SHORT PROBLEM >>
Determine the number of lines in these entries that hold the word "Anteil". Give the number and nothing more.

## Begin SUPPLIED INFORMATION

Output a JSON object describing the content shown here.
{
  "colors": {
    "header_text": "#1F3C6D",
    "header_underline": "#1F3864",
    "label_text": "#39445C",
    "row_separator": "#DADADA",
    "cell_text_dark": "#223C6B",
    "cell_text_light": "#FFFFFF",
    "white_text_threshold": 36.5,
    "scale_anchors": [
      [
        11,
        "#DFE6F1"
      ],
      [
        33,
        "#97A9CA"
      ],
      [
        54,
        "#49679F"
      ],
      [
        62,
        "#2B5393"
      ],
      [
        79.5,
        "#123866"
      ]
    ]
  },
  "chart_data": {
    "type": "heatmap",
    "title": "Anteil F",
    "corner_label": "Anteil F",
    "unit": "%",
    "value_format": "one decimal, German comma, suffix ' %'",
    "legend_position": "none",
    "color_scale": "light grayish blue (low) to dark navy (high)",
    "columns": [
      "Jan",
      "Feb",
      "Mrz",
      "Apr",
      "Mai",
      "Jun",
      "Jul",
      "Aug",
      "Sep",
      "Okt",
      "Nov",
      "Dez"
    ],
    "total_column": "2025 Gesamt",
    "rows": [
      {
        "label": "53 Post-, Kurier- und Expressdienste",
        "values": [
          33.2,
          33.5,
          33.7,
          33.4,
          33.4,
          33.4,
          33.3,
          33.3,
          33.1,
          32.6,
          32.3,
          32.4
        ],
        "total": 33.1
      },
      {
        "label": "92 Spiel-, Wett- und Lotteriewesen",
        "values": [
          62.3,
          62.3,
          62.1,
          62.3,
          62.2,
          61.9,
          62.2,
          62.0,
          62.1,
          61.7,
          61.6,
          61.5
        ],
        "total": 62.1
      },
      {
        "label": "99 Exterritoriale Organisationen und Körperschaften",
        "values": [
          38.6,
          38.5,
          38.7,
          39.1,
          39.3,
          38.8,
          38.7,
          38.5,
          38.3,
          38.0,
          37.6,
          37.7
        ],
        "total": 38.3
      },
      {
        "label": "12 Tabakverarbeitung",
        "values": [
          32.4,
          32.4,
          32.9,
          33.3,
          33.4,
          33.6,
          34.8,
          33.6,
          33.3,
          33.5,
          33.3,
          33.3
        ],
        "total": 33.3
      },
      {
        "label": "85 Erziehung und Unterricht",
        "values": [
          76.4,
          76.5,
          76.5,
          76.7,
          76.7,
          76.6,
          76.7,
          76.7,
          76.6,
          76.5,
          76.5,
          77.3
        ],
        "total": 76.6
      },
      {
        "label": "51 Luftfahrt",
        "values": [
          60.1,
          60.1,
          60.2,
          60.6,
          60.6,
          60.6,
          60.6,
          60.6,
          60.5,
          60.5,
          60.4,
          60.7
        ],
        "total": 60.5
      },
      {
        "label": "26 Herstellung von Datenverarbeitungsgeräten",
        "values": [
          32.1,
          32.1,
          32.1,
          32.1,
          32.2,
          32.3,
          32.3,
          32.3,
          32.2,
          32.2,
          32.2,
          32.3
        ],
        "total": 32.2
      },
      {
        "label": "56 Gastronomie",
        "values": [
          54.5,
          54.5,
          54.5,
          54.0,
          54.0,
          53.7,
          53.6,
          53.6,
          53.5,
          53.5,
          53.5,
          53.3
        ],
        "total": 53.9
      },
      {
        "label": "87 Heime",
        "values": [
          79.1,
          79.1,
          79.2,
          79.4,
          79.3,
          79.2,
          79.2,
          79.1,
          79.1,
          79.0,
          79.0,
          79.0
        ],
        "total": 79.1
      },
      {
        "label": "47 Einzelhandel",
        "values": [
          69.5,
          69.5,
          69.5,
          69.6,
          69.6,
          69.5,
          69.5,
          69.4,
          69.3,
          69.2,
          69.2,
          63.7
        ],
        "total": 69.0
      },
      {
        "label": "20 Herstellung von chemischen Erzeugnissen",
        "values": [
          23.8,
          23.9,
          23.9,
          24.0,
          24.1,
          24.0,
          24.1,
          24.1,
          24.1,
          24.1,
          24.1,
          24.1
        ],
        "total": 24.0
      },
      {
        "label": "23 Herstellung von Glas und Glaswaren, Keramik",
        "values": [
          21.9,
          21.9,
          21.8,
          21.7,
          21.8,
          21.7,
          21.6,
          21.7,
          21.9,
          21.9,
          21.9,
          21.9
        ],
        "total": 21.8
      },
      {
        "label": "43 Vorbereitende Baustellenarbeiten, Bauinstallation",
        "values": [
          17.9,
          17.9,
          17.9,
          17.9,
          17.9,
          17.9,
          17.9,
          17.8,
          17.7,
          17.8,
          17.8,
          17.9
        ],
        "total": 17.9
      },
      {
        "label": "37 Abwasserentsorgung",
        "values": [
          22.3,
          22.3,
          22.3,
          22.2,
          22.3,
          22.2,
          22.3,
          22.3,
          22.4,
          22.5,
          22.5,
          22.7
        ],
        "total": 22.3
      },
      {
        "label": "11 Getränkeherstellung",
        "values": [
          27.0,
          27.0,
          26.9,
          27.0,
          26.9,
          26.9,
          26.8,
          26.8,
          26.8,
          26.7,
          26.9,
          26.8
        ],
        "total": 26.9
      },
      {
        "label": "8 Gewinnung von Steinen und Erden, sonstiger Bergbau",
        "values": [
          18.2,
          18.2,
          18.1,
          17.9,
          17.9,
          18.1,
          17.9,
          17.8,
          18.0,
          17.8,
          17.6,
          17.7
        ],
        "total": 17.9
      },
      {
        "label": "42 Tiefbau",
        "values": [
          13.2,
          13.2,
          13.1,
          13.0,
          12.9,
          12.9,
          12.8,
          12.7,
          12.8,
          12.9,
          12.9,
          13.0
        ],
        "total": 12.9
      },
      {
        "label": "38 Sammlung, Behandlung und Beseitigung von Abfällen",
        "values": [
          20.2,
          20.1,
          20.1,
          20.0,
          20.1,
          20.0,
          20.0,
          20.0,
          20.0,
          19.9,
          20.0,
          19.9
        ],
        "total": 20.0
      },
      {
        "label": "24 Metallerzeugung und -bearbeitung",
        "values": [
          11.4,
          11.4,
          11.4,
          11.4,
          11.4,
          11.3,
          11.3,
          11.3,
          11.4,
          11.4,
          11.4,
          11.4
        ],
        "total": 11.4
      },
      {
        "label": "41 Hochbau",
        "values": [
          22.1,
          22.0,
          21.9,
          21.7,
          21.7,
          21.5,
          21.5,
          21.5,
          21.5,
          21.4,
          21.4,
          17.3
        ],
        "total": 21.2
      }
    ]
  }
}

## End SUPPLIED INFORMATION

TASK RESPONSE >>
2